GIVEN REQUEST: The data below should be restated word for word, with every picture omitted.

-- Begin --

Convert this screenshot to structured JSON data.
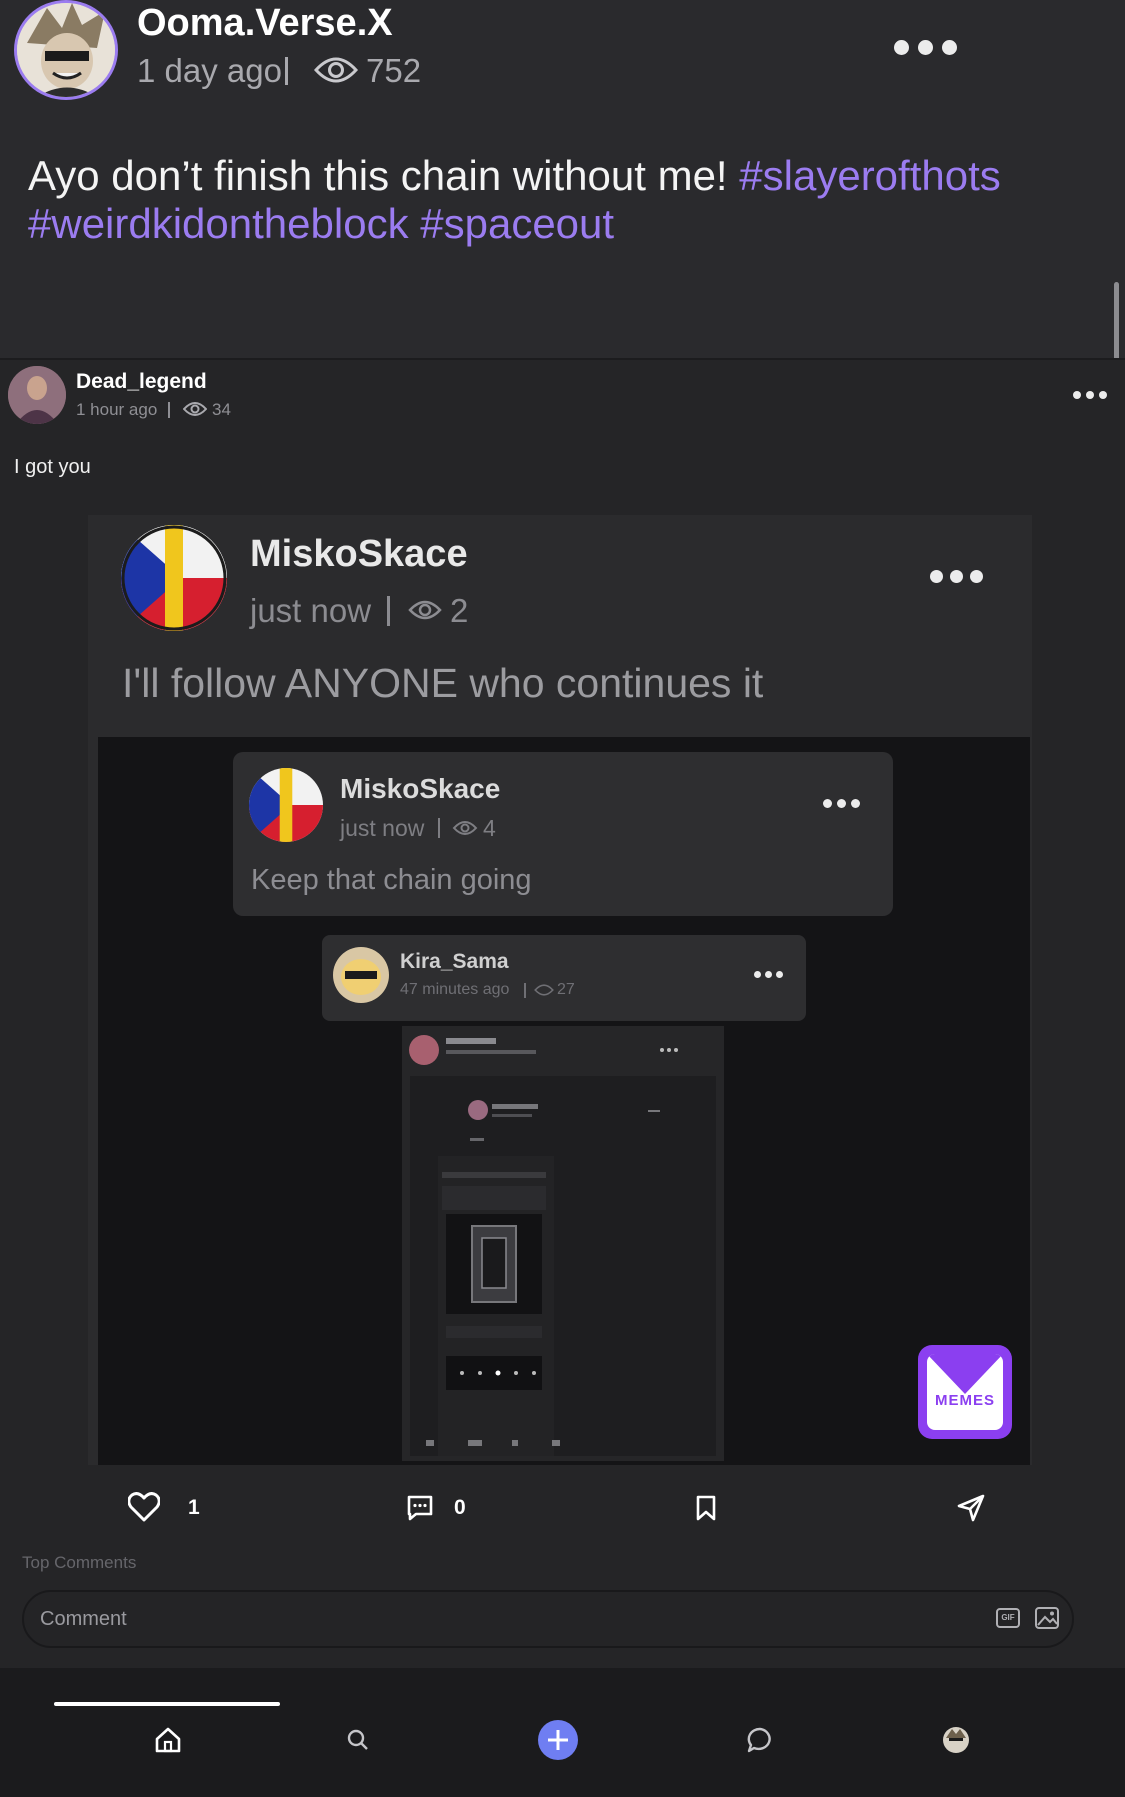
{
  "post": {
    "author": "Ooma.Verse.X",
    "time": "1 day ago",
    "views": "752",
    "text": "Ayo don’t finish this chain without me! ",
    "hashtags_line1": "#slayerofthots",
    "hashtags_line2a": "#weirdkidontheblock",
    "hashtags_line2b": "#spaceout"
  },
  "shared": {
    "author": "Dead_legend",
    "time": "1 hour ago",
    "views": "34",
    "text": "I got you"
  },
  "level1": {
    "author": "MiskoSkace",
    "time": "just now",
    "views": "2",
    "text": "I'll follow ANYONE who continues it"
  },
  "level2": {
    "author": "MiskoSkace",
    "time": "just now",
    "views": "4",
    "text": "Keep that chain going"
  },
  "level3": {
    "author": "Kira_Sama",
    "time": "47 minutes ago",
    "views": "27"
  },
  "memes_badge": "MEMES",
  "actions": {
    "likes": "1",
    "comments": "0"
  },
  "top_comments_label": "Top Comments",
  "comment_input": {
    "placeholder": "Comment",
    "gif_label": "GIF"
  },
  "colors": {
    "background": "#2a2a2d",
    "accent": "#9b7cf0",
    "fab": "#6f7ef2",
    "memes": "#8b3ff0"
  },
  "nav": [
    "home-icon",
    "search-icon",
    "create-plus-icon",
    "chat-icon",
    "profile-avatar"
  ]
}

-- End --

REPLY TO THE TASK:
Convert this screenshot to structured JSON data.
{
  "post": {
    "author": "Ooma.Verse.X",
    "time": "1 day ago",
    "views": "752",
    "text": "Ayo don’t finish this chain without me! ",
    "hashtags_line1": "#slayerofthots",
    "hashtags_line2a": "#weirdkidontheblock",
    "hashtags_line2b": "#spaceout"
  },
  "shared": {
    "author": "Dead_legend",
    "time": "1 hour ago",
    "views": "34",
    "text": "I got you"
  },
  "level1": {
    "author": "MiskoSkace",
    "time": "just now",
    "views": "2",
    "text": "I'll follow ANYONE who continues it"
  },
  "level2": {
    "author": "MiskoSkace",
    "time": "just now",
    "views": "4",
    "text": "Keep that chain going"
  },
  "level3": {
    "author": "Kira_Sama",
    "time": "47 minutes ago",
    "views": "27"
  },
  "memes_badge": "MEMES",
  "actions": {
    "likes": "1",
    "comments": "0"
  },
  "top_comments_label": "Top Comments",
  "comment_input": {
    "placeholder": "Comment",
    "gif_label": "GIF"
  },
  "colors": {
    "background": "#2a2a2d",
    "accent": "#9b7cf0",
    "fab": "#6f7ef2",
    "memes": "#8b3ff0"
  },
  "nav": [
    "home-icon",
    "search-icon",
    "create-plus-icon",
    "chat-icon",
    "profile-avatar"
  ]
}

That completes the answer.